Reproduce every line of the material below without any changes.

(Element location data)

══════════

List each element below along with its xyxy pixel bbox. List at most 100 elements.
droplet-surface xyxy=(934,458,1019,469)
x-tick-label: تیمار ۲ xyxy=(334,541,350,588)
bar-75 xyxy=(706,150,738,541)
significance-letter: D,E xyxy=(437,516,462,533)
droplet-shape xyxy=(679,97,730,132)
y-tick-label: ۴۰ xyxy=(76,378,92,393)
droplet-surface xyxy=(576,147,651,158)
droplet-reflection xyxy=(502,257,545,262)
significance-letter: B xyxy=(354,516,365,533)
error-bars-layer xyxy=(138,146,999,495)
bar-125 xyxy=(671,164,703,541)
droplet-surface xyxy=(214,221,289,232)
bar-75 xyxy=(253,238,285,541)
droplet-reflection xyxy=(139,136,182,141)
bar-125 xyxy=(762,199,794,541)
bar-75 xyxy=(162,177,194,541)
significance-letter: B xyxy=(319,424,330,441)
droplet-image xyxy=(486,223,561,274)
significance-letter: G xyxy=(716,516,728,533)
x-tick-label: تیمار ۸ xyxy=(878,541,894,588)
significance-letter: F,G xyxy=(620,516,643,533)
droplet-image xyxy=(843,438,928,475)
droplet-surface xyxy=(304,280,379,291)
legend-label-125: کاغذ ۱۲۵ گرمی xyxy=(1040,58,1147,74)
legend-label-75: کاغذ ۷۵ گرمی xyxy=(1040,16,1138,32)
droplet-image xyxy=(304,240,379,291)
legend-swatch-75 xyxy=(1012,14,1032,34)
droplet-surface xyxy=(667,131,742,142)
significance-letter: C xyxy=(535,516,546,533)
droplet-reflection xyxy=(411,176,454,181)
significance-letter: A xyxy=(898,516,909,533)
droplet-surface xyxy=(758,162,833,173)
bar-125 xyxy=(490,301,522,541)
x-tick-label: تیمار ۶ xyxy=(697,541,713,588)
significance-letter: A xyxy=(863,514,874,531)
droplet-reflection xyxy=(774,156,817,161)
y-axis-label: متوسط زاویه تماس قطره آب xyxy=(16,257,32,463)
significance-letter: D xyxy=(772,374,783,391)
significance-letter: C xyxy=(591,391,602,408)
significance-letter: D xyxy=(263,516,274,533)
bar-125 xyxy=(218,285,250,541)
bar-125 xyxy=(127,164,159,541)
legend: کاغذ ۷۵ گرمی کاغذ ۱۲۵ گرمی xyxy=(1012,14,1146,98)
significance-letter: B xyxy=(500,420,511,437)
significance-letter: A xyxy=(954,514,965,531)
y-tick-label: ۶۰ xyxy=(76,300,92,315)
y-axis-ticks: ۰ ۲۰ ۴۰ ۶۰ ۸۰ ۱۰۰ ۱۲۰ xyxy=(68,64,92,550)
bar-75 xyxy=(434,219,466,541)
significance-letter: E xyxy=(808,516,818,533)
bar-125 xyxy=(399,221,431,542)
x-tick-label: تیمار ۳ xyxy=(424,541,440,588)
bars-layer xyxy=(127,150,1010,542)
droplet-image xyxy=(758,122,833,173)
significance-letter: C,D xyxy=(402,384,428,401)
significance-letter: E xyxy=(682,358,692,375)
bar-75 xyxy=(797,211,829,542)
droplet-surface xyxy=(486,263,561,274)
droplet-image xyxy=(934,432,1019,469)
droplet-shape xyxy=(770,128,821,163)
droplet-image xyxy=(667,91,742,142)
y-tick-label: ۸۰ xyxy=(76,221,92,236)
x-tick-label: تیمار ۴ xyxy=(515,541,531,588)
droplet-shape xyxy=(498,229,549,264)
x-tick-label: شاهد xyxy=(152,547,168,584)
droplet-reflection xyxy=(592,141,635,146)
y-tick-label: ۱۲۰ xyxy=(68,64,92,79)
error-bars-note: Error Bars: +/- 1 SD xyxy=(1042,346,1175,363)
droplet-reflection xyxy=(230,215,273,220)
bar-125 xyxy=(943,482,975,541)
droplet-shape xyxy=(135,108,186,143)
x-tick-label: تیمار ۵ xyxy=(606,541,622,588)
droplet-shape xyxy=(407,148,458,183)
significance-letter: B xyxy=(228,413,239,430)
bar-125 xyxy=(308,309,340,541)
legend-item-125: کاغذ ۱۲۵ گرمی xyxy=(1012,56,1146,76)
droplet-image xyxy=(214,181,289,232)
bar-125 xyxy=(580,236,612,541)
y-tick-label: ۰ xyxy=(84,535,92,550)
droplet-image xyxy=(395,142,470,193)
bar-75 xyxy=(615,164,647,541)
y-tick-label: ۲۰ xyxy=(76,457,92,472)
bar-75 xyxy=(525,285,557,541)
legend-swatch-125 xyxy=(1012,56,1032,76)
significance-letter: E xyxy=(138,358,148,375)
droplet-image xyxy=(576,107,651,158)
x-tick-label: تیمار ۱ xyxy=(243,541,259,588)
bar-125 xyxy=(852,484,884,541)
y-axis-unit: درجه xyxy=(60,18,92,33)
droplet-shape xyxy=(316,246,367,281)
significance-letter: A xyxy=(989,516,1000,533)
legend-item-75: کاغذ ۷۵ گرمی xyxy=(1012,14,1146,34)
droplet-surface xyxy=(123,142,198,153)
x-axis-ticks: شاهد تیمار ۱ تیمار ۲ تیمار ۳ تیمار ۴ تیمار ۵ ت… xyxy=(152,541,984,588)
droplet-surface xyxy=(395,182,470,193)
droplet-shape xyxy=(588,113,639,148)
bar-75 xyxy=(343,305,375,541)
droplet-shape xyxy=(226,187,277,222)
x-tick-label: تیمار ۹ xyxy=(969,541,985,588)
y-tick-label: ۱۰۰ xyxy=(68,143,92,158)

══════════

## [FINAL RESULT]
List each element below along with its xyxy pixel bbox. List at most 100 elements.
droplet-surface xyxy=(934,458,1019,469)
x-tick-label: تیمار ۲ xyxy=(334,541,350,588)
bar-75 xyxy=(706,150,738,541)
significance-letter: D,E xyxy=(437,516,462,533)
droplet-shape xyxy=(679,97,730,132)
y-tick-label: ۴۰ xyxy=(76,378,92,393)
droplet-surface xyxy=(576,147,651,158)
droplet-reflection xyxy=(502,257,545,262)
significance-letter: B xyxy=(354,516,365,533)
error-bars-layer xyxy=(138,146,999,495)
bar-125 xyxy=(671,164,703,541)
droplet-surface xyxy=(214,221,289,232)
bar-75 xyxy=(253,238,285,541)
droplet-reflection xyxy=(139,136,182,141)
bar-125 xyxy=(762,199,794,541)
bar-75 xyxy=(162,177,194,541)
significance-letter: B xyxy=(319,424,330,441)
droplet-image xyxy=(486,223,561,274)
significance-letter: G xyxy=(716,516,728,533)
x-tick-label: تیمار ۸ xyxy=(878,541,894,588)
significance-letter: F,G xyxy=(620,516,643,533)
droplet-image xyxy=(843,438,928,475)
droplet-surface xyxy=(304,280,379,291)
legend-label-125: کاغذ ۱۲۵ گرمی xyxy=(1040,58,1147,74)
legend-label-75: کاغذ ۷۵ گرمی xyxy=(1040,16,1138,32)
droplet-image xyxy=(304,240,379,291)
legend-swatch-75 xyxy=(1012,14,1032,34)
droplet-surface xyxy=(667,131,742,142)
significance-letter: C xyxy=(535,516,546,533)
droplet-reflection xyxy=(411,176,454,181)
significance-letter: A xyxy=(898,516,909,533)
droplet-surface xyxy=(758,162,833,173)
bar-125 xyxy=(490,301,522,541)
x-tick-label: تیمار ۶ xyxy=(697,541,713,588)
significance-letter: A xyxy=(863,514,874,531)
droplet-reflection xyxy=(774,156,817,161)
y-axis-label: متوسط زاویه تماس قطره آب xyxy=(16,257,32,463)
significance-letter: D xyxy=(772,374,783,391)
significance-letter: C xyxy=(591,391,602,408)
significance-letter: D xyxy=(263,516,274,533)
bar-125 xyxy=(218,285,250,541)
bar-125 xyxy=(127,164,159,541)
legend: کاغذ ۷۵ گرمی کاغذ ۱۲۵ گرمی xyxy=(1012,14,1146,98)
significance-letter: B xyxy=(500,420,511,437)
significance-letter: A xyxy=(954,514,965,531)
y-tick-label: ۶۰ xyxy=(76,300,92,315)
y-axis-ticks: ۰ ۲۰ ۴۰ ۶۰ ۸۰ ۱۰۰ ۱۲۰ xyxy=(68,64,92,550)
bar-75 xyxy=(434,219,466,541)
significance-letter: E xyxy=(808,516,818,533)
bar-125 xyxy=(399,221,431,542)
x-tick-label: تیمار ۳ xyxy=(424,541,440,588)
bars-layer xyxy=(127,150,1010,542)
droplet-image xyxy=(758,122,833,173)
significance-letter: C,D xyxy=(402,384,428,401)
significance-letter: E xyxy=(682,358,692,375)
bar-75 xyxy=(797,211,829,542)
droplet-surface xyxy=(486,263,561,274)
droplet-image xyxy=(934,432,1019,469)
droplet-shape xyxy=(770,128,821,163)
droplet-image xyxy=(667,91,742,142)
y-tick-label: ۸۰ xyxy=(76,221,92,236)
x-tick-label: تیمار ۴ xyxy=(515,541,531,588)
droplet-shape xyxy=(498,229,549,264)
x-tick-label: شاهد xyxy=(152,547,168,584)
droplet-reflection xyxy=(592,141,635,146)
y-tick-label: ۱۲۰ xyxy=(68,64,92,79)
error-bars-note: Error Bars: +/- 1 SD xyxy=(1042,346,1175,363)
droplet-reflection xyxy=(230,215,273,220)
bar-125 xyxy=(943,482,975,541)
droplet-shape xyxy=(135,108,186,143)
x-tick-label: تیمار ۵ xyxy=(606,541,622,588)
droplet-shape xyxy=(407,148,458,183)
significance-letter: B xyxy=(228,413,239,430)
bar-125 xyxy=(308,309,340,541)
legend-item-125: کاغذ ۱۲۵ گرمی xyxy=(1012,56,1146,76)
droplet-image xyxy=(214,181,289,232)
bar-125 xyxy=(580,236,612,541)
y-tick-label: ۰ xyxy=(84,535,92,550)
droplet-image xyxy=(395,142,470,193)
bar-75 xyxy=(615,164,647,541)
y-tick-label: ۲۰ xyxy=(76,457,92,472)
bar-75 xyxy=(525,285,557,541)
legend-swatch-125 xyxy=(1012,56,1032,76)
significance-letter: E xyxy=(138,358,148,375)
droplet-image xyxy=(576,107,651,158)
x-tick-label: تیمار ۱ xyxy=(243,541,259,588)
bar-125 xyxy=(852,484,884,541)
y-axis-unit: درجه xyxy=(60,18,92,33)
droplet-shape xyxy=(316,246,367,281)
significance-letter: A xyxy=(989,516,1000,533)
legend-item-75: کاغذ ۷۵ گرمی xyxy=(1012,14,1146,34)
droplet-surface xyxy=(123,142,198,153)
x-axis-ticks: شاهد تیمار ۱ تیمار ۲ تیمار ۳ تیمار ۴ تیمار ۵ ت… xyxy=(152,541,984,588)
droplet-surface xyxy=(395,182,470,193)
droplet-shape xyxy=(588,113,639,148)
bar-75 xyxy=(343,305,375,541)
droplet-shape xyxy=(226,187,277,222)
x-tick-label: تیمار ۹ xyxy=(969,541,985,588)
y-tick-label: ۱۰۰ xyxy=(68,143,92,158)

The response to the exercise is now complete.